-- PROBLEM STATEMENT --
Extract, from the listing that follows, each line containing the word "World".
-- START OF DATASET CONTENT --
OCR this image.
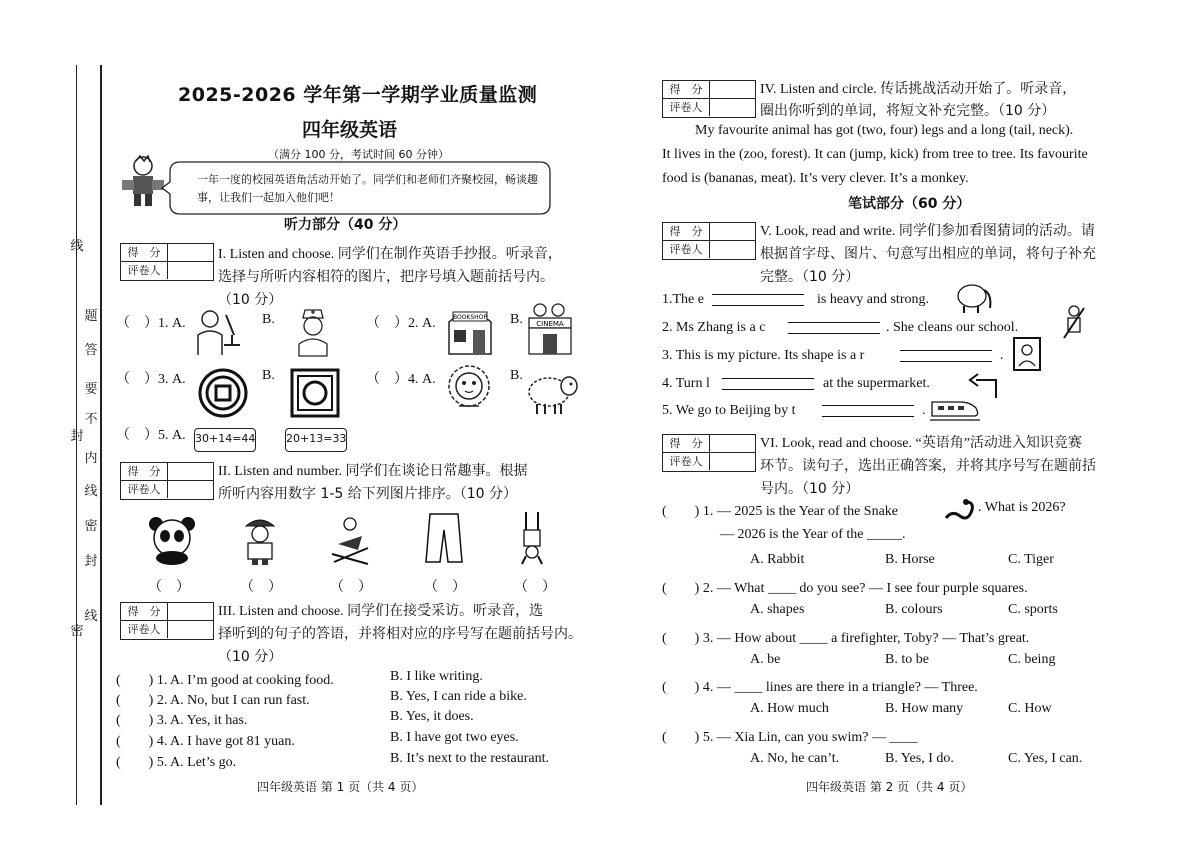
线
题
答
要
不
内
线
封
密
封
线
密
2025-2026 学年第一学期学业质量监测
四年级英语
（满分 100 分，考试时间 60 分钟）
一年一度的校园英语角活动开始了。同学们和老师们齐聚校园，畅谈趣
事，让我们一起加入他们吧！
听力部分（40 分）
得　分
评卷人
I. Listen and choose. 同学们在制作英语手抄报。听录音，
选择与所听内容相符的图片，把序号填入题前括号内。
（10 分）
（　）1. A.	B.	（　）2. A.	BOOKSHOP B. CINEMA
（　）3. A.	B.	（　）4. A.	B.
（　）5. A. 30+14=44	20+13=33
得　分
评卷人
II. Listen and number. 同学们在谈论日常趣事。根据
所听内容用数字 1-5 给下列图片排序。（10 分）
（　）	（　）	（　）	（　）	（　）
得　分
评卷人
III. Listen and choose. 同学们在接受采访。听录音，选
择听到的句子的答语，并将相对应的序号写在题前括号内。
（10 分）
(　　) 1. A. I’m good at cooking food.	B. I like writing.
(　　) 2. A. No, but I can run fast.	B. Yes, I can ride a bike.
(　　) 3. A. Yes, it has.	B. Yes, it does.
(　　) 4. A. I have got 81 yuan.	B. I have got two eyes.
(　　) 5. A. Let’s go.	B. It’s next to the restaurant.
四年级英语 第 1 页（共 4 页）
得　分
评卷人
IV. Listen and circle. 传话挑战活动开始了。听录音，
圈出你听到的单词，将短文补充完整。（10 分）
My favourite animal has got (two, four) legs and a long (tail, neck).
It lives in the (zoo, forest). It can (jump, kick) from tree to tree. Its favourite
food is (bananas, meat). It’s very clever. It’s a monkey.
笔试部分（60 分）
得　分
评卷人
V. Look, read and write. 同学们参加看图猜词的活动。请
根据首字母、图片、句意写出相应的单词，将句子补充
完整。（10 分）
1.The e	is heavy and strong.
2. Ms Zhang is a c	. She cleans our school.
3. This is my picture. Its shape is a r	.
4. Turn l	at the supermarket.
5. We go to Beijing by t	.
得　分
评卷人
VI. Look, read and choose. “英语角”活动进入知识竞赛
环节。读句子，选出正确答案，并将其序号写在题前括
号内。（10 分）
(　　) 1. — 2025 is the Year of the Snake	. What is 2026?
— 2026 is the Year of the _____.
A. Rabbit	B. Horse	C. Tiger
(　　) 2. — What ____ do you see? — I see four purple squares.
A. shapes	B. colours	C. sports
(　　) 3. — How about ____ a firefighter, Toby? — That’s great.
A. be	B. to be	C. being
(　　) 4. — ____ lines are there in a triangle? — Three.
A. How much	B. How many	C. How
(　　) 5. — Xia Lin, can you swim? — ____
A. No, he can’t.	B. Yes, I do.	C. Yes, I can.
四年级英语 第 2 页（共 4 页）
-- END OF DATASET CONTENT --
-- START OF DATASET CONTENT --
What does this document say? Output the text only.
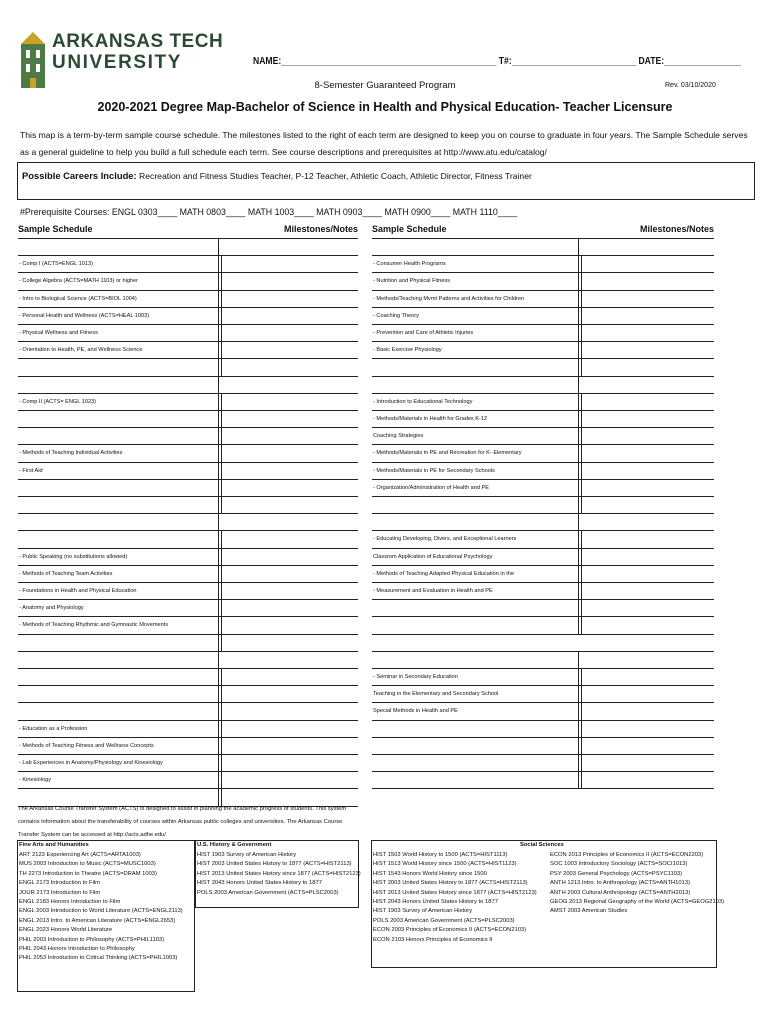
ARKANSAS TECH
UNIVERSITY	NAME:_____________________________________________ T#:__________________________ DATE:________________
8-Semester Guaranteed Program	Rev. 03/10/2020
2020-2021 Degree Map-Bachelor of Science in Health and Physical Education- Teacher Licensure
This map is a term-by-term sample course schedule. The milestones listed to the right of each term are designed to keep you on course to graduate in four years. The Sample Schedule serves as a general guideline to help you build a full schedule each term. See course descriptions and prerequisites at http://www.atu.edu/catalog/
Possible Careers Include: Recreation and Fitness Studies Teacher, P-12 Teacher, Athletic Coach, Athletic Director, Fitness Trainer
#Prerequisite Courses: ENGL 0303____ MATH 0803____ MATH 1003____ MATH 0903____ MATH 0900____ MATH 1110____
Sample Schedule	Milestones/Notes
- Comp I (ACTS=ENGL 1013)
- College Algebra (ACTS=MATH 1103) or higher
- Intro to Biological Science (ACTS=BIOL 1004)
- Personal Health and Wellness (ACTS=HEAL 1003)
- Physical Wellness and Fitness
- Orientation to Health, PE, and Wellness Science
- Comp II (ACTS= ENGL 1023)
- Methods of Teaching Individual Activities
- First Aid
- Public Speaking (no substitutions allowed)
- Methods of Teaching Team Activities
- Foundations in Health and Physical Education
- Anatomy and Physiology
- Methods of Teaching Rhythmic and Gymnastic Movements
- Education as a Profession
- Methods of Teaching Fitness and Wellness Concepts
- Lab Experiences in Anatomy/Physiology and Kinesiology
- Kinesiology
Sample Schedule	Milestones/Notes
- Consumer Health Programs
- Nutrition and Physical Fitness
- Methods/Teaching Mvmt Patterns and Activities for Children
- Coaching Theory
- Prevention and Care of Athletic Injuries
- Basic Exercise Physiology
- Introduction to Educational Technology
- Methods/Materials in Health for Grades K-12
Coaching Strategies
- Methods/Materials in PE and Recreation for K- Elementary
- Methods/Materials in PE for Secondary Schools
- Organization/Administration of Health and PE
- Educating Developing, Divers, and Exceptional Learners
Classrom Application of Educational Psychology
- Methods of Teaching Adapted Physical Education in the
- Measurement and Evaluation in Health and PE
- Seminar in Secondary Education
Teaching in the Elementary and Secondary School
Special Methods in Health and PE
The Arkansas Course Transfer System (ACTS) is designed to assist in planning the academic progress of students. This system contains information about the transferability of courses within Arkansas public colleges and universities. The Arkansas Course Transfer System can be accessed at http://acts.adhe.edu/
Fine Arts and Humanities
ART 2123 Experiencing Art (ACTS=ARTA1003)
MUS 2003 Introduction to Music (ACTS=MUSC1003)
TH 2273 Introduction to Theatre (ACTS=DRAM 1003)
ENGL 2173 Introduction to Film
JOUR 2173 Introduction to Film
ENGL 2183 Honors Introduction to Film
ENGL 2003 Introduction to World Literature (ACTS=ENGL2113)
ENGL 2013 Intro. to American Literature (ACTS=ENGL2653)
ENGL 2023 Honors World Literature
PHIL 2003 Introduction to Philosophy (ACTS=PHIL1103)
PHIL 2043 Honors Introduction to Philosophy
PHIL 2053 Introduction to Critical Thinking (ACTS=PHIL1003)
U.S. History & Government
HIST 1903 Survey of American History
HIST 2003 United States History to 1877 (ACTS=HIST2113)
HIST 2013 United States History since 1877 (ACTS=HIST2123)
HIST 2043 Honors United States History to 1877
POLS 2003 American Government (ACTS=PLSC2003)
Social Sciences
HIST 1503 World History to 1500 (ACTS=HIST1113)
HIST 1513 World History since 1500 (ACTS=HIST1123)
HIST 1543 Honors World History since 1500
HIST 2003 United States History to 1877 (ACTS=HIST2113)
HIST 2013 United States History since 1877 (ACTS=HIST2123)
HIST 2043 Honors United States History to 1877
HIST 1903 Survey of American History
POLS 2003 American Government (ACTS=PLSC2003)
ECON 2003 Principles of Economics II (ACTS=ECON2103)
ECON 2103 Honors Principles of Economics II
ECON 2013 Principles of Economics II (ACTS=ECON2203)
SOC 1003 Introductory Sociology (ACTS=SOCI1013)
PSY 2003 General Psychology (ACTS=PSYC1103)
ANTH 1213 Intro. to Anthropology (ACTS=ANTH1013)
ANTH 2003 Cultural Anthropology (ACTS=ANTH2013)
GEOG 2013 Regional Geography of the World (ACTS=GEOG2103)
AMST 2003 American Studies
-- END OF DATASET CONTENT --
-- START OF DATASET CONTENT --
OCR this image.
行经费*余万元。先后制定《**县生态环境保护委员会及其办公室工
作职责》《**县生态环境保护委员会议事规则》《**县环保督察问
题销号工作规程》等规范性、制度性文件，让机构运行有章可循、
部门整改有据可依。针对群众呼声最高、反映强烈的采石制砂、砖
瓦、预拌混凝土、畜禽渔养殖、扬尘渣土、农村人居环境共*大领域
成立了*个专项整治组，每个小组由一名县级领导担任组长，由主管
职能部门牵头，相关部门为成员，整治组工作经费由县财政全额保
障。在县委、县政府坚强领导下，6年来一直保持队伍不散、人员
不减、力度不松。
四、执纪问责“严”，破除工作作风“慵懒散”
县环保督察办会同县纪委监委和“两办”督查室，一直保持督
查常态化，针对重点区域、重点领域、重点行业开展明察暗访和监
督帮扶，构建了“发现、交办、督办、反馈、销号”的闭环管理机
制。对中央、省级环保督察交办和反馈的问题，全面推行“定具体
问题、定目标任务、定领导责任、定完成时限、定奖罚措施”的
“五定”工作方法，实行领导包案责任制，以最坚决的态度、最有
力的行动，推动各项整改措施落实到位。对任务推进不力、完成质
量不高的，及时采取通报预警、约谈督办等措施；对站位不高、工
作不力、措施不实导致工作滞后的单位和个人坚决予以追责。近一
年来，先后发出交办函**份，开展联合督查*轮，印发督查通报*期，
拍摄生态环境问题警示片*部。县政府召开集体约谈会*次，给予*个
-- END OF DATASET CONTENT --
-- EXERCISE ANSWER --
ENGL 2003 Introduction to World Literature (ACTS=ENGL2113)
ENGL 2023 Honors World Literature
HIST 1503 World History to 1500 (ACTS=HIST1113)
HIST 1513 World History since 1500 (ACTS=HIST1123)
HIST 1543 Honors World History since 1500
GEOG 2013 Regional Geography of the World (ACTS=GEOG2103)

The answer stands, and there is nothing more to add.